• _SET EXERCISE_: Render the following material again verbatim, leaving nothing out.

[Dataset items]
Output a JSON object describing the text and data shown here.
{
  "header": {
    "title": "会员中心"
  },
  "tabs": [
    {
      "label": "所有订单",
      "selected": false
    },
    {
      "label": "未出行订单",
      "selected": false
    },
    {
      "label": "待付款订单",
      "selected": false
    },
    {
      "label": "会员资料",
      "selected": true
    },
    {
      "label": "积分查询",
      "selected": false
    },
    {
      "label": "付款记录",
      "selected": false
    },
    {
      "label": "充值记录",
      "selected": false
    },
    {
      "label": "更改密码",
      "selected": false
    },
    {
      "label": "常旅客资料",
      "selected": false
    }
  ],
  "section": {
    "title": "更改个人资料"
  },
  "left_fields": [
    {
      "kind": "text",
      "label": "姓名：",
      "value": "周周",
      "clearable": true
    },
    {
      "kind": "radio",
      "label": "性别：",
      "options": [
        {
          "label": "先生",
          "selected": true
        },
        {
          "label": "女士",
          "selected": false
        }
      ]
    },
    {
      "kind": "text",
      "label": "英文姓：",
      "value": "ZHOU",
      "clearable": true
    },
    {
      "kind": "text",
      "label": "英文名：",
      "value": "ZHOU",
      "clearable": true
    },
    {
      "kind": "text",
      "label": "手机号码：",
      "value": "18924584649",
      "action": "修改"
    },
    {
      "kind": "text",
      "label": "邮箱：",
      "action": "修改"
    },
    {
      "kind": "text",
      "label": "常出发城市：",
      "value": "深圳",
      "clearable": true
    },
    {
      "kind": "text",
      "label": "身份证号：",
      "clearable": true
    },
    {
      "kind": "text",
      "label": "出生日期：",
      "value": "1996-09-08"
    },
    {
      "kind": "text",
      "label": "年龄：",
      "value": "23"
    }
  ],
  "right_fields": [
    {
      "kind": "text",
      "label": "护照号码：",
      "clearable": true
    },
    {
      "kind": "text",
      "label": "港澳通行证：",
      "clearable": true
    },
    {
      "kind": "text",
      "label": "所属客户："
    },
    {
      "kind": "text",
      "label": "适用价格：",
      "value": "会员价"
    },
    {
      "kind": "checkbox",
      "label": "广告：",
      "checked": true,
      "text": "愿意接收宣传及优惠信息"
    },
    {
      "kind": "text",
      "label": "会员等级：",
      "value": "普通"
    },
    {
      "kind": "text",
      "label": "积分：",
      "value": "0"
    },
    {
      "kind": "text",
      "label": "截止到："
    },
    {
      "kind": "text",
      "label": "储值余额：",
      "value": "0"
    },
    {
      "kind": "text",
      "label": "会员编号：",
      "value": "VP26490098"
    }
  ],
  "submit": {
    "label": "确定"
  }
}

• _THE REPLY_:
Output a JSON object describing the text and data shown here.
{
  "header": {
    "title": "会员中心"
  },
  "tabs": [
    {
      "label": "所有订单",
      "selected": false
    },
    {
      "label": "未出行订单",
      "selected": false
    },
    {
      "label": "待付款订单",
      "selected": false
    },
    {
      "label": "会员资料",
      "selected": true
    },
    {
      "label": "积分查询",
      "selected": false
    },
    {
      "label": "付款记录",
      "selected": false
    },
    {
      "label": "充值记录",
      "selected": false
    },
    {
      "label": "更改密码",
      "selected": false
    },
    {
      "label": "常旅客资料",
      "selected": false
    }
  ],
  "section": {
    "title": "更改个人资料"
  },
  "left_fields": [
    {
      "kind": "text",
      "label": "姓名：",
      "value": "周周",
      "clearable": true
    },
    {
      "kind": "radio",
      "label": "性别：",
      "options": [
        {
          "label": "先生",
          "selected": true
        },
        {
          "label": "女士",
          "selected": false
        }
      ]
    },
    {
      "kind": "text",
      "label": "英文姓：",
      "value": "ZHOU",
      "clearable": true
    },
    {
      "kind": "text",
      "label": "英文名：",
      "value": "ZHOU",
      "clearable": true
    },
    {
      "kind": "text",
      "label": "手机号码：",
      "value": "18924584649",
      "action": "修改"
    },
    {
      "kind": "text",
      "label": "邮箱：",
      "action": "修改"
    },
    {
      "kind": "text",
      "label": "常出发城市：",
      "value": "深圳",
      "clearable": true
    },
    {
      "kind": "text",
      "label": "身份证号：",
      "clearable": true
    },
    {
      "kind": "text",
      "label": "出生日期：",
      "value": "1996-09-08"
    },
    {
      "kind": "text",
      "label": "年龄：",
      "value": "23"
    }
  ],
  "right_fields": [
    {
      "kind": "text",
      "label": "护照号码：",
      "clearable": true
    },
    {
      "kind": "text",
      "label": "港澳通行证：",
      "clearable": true
    },
    {
      "kind": "text",
      "label": "所属客户："
    },
    {
      "kind": "text",
      "label": "适用价格：",
      "value": "会员价"
    },
    {
      "kind": "checkbox",
      "label": "广告：",
      "checked": true,
      "text": "愿意接收宣传及优惠信息"
    },
    {
      "kind": "text",
      "label": "会员等级：",
      "value": "普通"
    },
    {
      "kind": "text",
      "label": "积分：",
      "value": "0"
    },
    {
      "kind": "text",
      "label": "截止到："
    },
    {
      "kind": "text",
      "label": "储值余额：",
      "value": "0"
    },
    {
      "kind": "text",
      "label": "会员编号：",
      "value": "VP26490098"
    }
  ],
  "submit": {
    "label": "确定"
  }
}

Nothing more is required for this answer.